-- Stated problem --
Write out the entries below once more, exactly, with the pictures left out.

-- Working data --
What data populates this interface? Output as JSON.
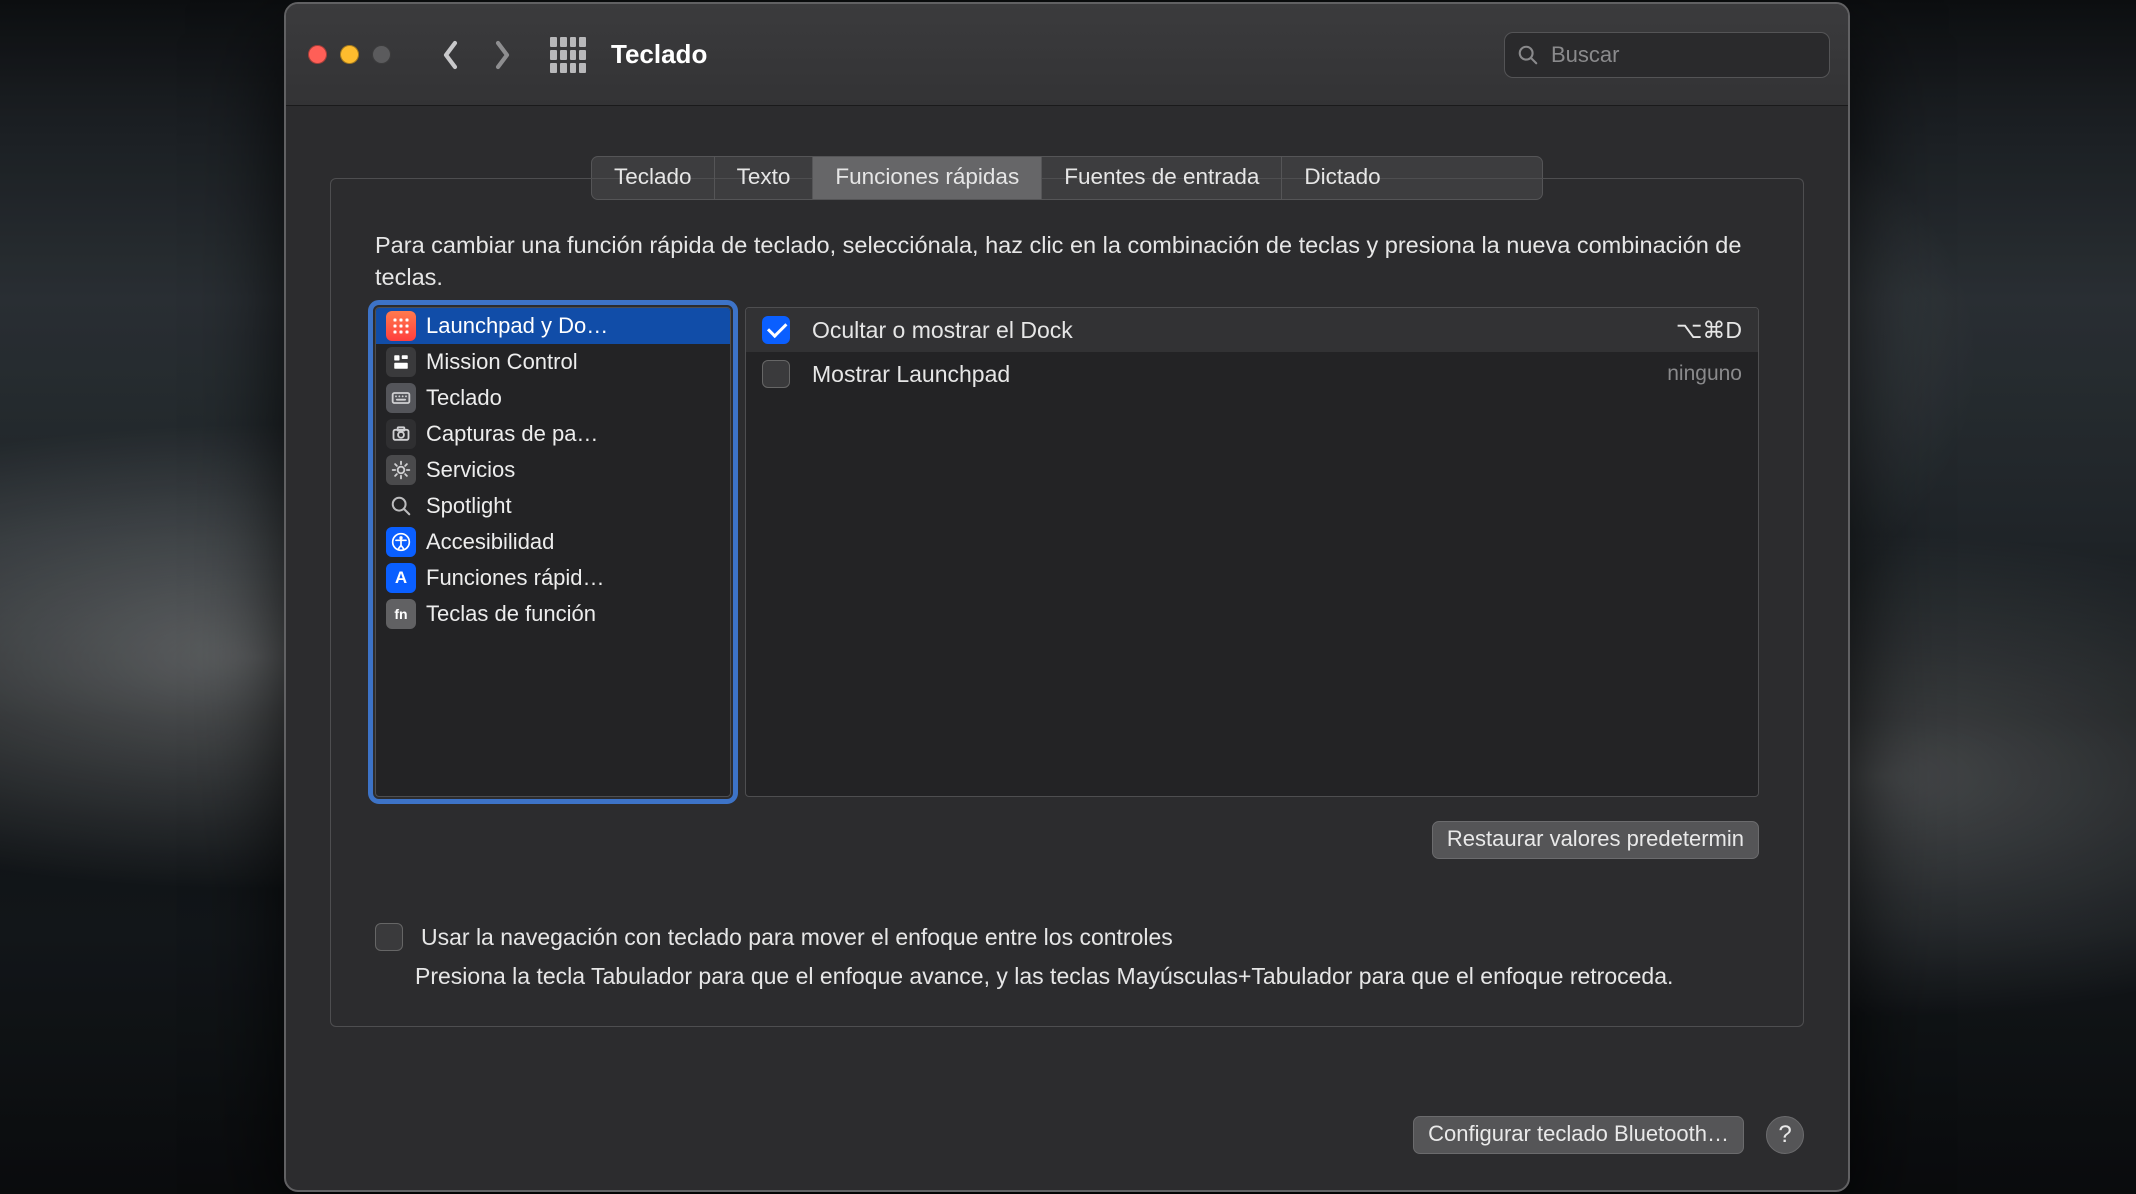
{
  "window": {
    "title": "Teclado",
    "search_placeholder": "Buscar"
  },
  "tabs": [
    {
      "id": "teclado",
      "label": "Teclado",
      "active": false
    },
    {
      "id": "texto",
      "label": "Texto",
      "active": false
    },
    {
      "id": "shortcuts",
      "label": "Funciones rápidas",
      "active": true
    },
    {
      "id": "fuentes",
      "label": "Fuentes de entrada",
      "active": false
    },
    {
      "id": "dictado",
      "label": "Dictado",
      "active": false
    }
  ],
  "instructions": "Para cambiar una función rápida de teclado, selecciónala, haz clic en la combinación de teclas y presiona la nueva combinación de teclas.",
  "categories": [
    {
      "id": "launchpad",
      "label": "Launchpad y Do…",
      "selected": true
    },
    {
      "id": "mission",
      "label": "Mission Control",
      "selected": false
    },
    {
      "id": "keyboard",
      "label": "Teclado",
      "selected": false
    },
    {
      "id": "screenshots",
      "label": "Capturas de pa…",
      "selected": false
    },
    {
      "id": "services",
      "label": "Servicios",
      "selected": false
    },
    {
      "id": "spotlight",
      "label": "Spotlight",
      "selected": false
    },
    {
      "id": "accessibility",
      "label": "Accesibilidad",
      "selected": false
    },
    {
      "id": "appshortcuts",
      "label": "Funciones rápid…",
      "selected": false
    },
    {
      "id": "fnkeys",
      "label": "Teclas de función",
      "selected": false
    }
  ],
  "shortcuts": [
    {
      "enabled": true,
      "label": "Ocultar o mostrar el Dock",
      "key": "⌥⌘D",
      "none_label": ""
    },
    {
      "enabled": false,
      "label": "Mostrar Launchpad",
      "key": "",
      "none_label": "ninguno"
    }
  ],
  "buttons": {
    "restore": "Restaurar valores predetermin",
    "bluetooth": "Configurar teclado Bluetooth…"
  },
  "kbnav": {
    "checkbox_label": "Usar la navegación con teclado para mover el enfoque entre los controles",
    "note": "Presiona la tecla Tabulador para que el enfoque avance, y las teclas Mayúsculas+Tabulador para que el enfoque retroceda."
  }
}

-- Problem solution --
What data populates this interface? Output as JSON.
{
  "window": {
    "title": "Teclado",
    "search_placeholder": "Buscar"
  },
  "tabs": [
    {
      "id": "teclado",
      "label": "Teclado",
      "active": false
    },
    {
      "id": "texto",
      "label": "Texto",
      "active": false
    },
    {
      "id": "shortcuts",
      "label": "Funciones rápidas",
      "active": true
    },
    {
      "id": "fuentes",
      "label": "Fuentes de entrada",
      "active": false
    },
    {
      "id": "dictado",
      "label": "Dictado",
      "active": false
    }
  ],
  "instructions": "Para cambiar una función rápida de teclado, selecciónala, haz clic en la combinación de teclas y presiona la nueva combinación de teclas.",
  "categories": [
    {
      "id": "launchpad",
      "label": "Launchpad y Do…",
      "selected": true
    },
    {
      "id": "mission",
      "label": "Mission Control",
      "selected": false
    },
    {
      "id": "keyboard",
      "label": "Teclado",
      "selected": false
    },
    {
      "id": "screenshots",
      "label": "Capturas de pa…",
      "selected": false
    },
    {
      "id": "services",
      "label": "Servicios",
      "selected": false
    },
    {
      "id": "spotlight",
      "label": "Spotlight",
      "selected": false
    },
    {
      "id": "accessibility",
      "label": "Accesibilidad",
      "selected": false
    },
    {
      "id": "appshortcuts",
      "label": "Funciones rápid…",
      "selected": false
    },
    {
      "id": "fnkeys",
      "label": "Teclas de función",
      "selected": false
    }
  ],
  "shortcuts": [
    {
      "enabled": true,
      "label": "Ocultar o mostrar el Dock",
      "key": "⌥⌘D",
      "none_label": ""
    },
    {
      "enabled": false,
      "label": "Mostrar Launchpad",
      "key": "",
      "none_label": "ninguno"
    }
  ],
  "buttons": {
    "restore": "Restaurar valores predetermin",
    "bluetooth": "Configurar teclado Bluetooth…"
  },
  "kbnav": {
    "checkbox_label": "Usar la navegación con teclado para mover el enfoque entre los controles",
    "note": "Presiona la tecla Tabulador para que el enfoque avance, y las teclas Mayúsculas+Tabulador para que el enfoque retroceda."
  }
}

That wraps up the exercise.